▶ [Given records]:
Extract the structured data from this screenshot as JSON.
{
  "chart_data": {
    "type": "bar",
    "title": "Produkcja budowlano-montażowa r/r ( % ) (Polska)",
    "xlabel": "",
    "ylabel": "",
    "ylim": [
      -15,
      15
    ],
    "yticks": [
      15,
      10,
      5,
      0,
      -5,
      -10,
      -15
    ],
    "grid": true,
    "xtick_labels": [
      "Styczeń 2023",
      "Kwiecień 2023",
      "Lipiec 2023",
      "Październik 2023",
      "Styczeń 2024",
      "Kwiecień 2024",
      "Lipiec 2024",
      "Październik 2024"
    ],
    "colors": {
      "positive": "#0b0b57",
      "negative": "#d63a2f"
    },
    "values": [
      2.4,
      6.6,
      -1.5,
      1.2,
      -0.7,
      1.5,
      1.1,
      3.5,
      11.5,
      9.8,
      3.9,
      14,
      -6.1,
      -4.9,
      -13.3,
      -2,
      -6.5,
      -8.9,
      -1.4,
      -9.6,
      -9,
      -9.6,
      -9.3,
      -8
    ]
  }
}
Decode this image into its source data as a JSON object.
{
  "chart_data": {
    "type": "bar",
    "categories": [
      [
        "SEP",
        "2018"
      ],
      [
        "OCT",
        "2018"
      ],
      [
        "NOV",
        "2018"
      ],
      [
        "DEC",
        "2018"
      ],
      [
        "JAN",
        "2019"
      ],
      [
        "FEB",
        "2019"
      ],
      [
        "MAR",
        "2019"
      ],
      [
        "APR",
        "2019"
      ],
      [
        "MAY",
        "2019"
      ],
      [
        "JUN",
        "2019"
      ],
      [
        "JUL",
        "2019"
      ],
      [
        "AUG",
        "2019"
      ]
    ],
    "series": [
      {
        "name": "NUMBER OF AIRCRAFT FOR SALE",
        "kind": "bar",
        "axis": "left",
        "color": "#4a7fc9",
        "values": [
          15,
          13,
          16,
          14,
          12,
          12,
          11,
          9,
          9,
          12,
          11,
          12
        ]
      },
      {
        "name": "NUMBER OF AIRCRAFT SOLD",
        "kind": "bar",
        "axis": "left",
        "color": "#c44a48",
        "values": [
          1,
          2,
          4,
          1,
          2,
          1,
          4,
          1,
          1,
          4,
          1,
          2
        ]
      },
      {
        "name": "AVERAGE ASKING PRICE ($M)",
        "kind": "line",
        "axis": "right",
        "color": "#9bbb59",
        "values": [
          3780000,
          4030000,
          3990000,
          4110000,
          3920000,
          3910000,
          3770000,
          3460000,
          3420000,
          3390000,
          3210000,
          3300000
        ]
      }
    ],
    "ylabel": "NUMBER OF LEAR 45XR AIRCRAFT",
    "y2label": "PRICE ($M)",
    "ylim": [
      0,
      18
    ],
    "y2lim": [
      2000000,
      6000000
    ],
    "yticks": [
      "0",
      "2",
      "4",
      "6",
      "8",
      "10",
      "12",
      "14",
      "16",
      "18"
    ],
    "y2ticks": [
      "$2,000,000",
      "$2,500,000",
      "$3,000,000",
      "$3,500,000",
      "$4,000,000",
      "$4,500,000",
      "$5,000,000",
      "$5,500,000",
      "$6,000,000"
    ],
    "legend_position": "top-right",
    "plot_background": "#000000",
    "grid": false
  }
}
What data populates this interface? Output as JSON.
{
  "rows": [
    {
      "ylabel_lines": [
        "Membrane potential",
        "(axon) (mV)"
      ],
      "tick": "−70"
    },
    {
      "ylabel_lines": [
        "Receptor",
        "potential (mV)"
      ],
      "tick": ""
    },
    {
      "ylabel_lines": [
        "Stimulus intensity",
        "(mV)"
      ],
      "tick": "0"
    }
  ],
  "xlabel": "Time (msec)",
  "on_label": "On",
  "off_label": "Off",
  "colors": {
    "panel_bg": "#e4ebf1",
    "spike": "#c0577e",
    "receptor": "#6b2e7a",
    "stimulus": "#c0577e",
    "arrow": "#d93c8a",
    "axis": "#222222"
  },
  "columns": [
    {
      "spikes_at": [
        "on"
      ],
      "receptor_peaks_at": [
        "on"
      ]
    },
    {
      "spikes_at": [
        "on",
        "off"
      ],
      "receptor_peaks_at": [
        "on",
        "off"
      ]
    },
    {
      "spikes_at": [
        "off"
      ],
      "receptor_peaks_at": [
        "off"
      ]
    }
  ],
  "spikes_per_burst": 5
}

▶ [Task to complete]: Please quote the records above exactly, without skipping a line.

▶ [Finished answer]:
Extract the structured data from this screenshot as JSON.
{
  "chart_data": {
    "type": "bar",
    "title": "Produkcja budowlano-montażowa r/r ( % ) (Polska)",
    "xlabel": "",
    "ylabel": "",
    "ylim": [
      -15,
      15
    ],
    "yticks": [
      15,
      10,
      5,
      0,
      -5,
      -10,
      -15
    ],
    "grid": true,
    "xtick_labels": [
      "Styczeń 2023",
      "Kwiecień 2023",
      "Lipiec 2023",
      "Październik 2023",
      "Styczeń 2024",
      "Kwiecień 2024",
      "Lipiec 2024",
      "Październik 2024"
    ],
    "colors": {
      "positive": "#0b0b57",
      "negative": "#d63a2f"
    },
    "values": [
      2.4,
      6.6,
      -1.5,
      1.2,
      -0.7,
      1.5,
      1.1,
      3.5,
      11.5,
      9.8,
      3.9,
      14,
      -6.1,
      -4.9,
      -13.3,
      -2,
      -6.5,
      -8.9,
      -1.4,
      -9.6,
      -9,
      -9.6,
      -9.3,
      -8
    ]
  }
}
Decode this image into its source data as a JSON object.
{
  "chart_data": {
    "type": "bar",
    "categories": [
      [
        "SEP",
        "2018"
      ],
      [
        "OCT",
        "2018"
      ],
      [
        "NOV",
        "2018"
      ],
      [
        "DEC",
        "2018"
      ],
      [
        "JAN",
        "2019"
      ],
      [
        "FEB",
        "2019"
      ],
      [
        "MAR",
        "2019"
      ],
      [
        "APR",
        "2019"
      ],
      [
        "MAY",
        "2019"
      ],
      [
        "JUN",
        "2019"
      ],
      [
        "JUL",
        "2019"
      ],
      [
        "AUG",
        "2019"
      ]
    ],
    "series": [
      {
        "name": "NUMBER OF AIRCRAFT FOR SALE",
        "kind": "bar",
        "axis": "left",
        "color": "#4a7fc9",
        "values": [
          15,
          13,
          16,
          14,
          12,
          12,
          11,
          9,
          9,
          12,
          11,
          12
        ]
      },
      {
        "name": "NUMBER OF AIRCRAFT SOLD",
        "kind": "bar",
        "axis": "left",
        "color": "#c44a48",
        "values": [
          1,
          2,
          4,
          1,
          2,
          1,
          4,
          1,
          1,
          4,
          1,
          2
        ]
      },
      {
        "name": "AVERAGE ASKING PRICE ($M)",
        "kind": "line",
        "axis": "right",
        "color": "#9bbb59",
        "values": [
          3780000,
          4030000,
          3990000,
          4110000,
          3920000,
          3910000,
          3770000,
          3460000,
          3420000,
          3390000,
          3210000,
          3300000
        ]
      }
    ],
    "ylabel": "NUMBER OF LEAR 45XR AIRCRAFT",
    "y2label": "PRICE ($M)",
    "ylim": [
      0,
      18
    ],
    "y2lim": [
      2000000,
      6000000
    ],
    "yticks": [
      "0",
      "2",
      "4",
      "6",
      "8",
      "10",
      "12",
      "14",
      "16",
      "18"
    ],
    "y2ticks": [
      "$2,000,000",
      "$2,500,000",
      "$3,000,000",
      "$3,500,000",
      "$4,000,000",
      "$4,500,000",
      "$5,000,000",
      "$5,500,000",
      "$6,000,000"
    ],
    "legend_position": "top-right",
    "plot_background": "#000000",
    "grid": false
  }
}
What data populates this interface? Output as JSON.
{
  "rows": [
    {
      "ylabel_lines": [
        "Membrane potential",
        "(axon) (mV)"
      ],
      "tick": "−70"
    },
    {
      "ylabel_lines": [
        "Receptor",
        "potential (mV)"
      ],
      "tick": ""
    },
    {
      "ylabel_lines": [
        "Stimulus intensity",
        "(mV)"
      ],
      "tick": "0"
    }
  ],
  "xlabel": "Time (msec)",
  "on_label": "On",
  "off_label": "Off",
  "colors": {
    "panel_bg": "#e4ebf1",
    "spike": "#c0577e",
    "receptor": "#6b2e7a",
    "stimulus": "#c0577e",
    "arrow": "#d93c8a",
    "axis": "#222222"
  },
  "columns": [
    {
      "spikes_at": [
        "on"
      ],
      "receptor_peaks_at": [
        "on"
      ]
    },
    {
      "spikes_at": [
        "on",
        "off"
      ],
      "receptor_peaks_at": [
        "on",
        "off"
      ]
    },
    {
      "spikes_at": [
        "off"
      ],
      "receptor_peaks_at": [
        "off"
      ]
    }
  ],
  "spikes_per_burst": 5
}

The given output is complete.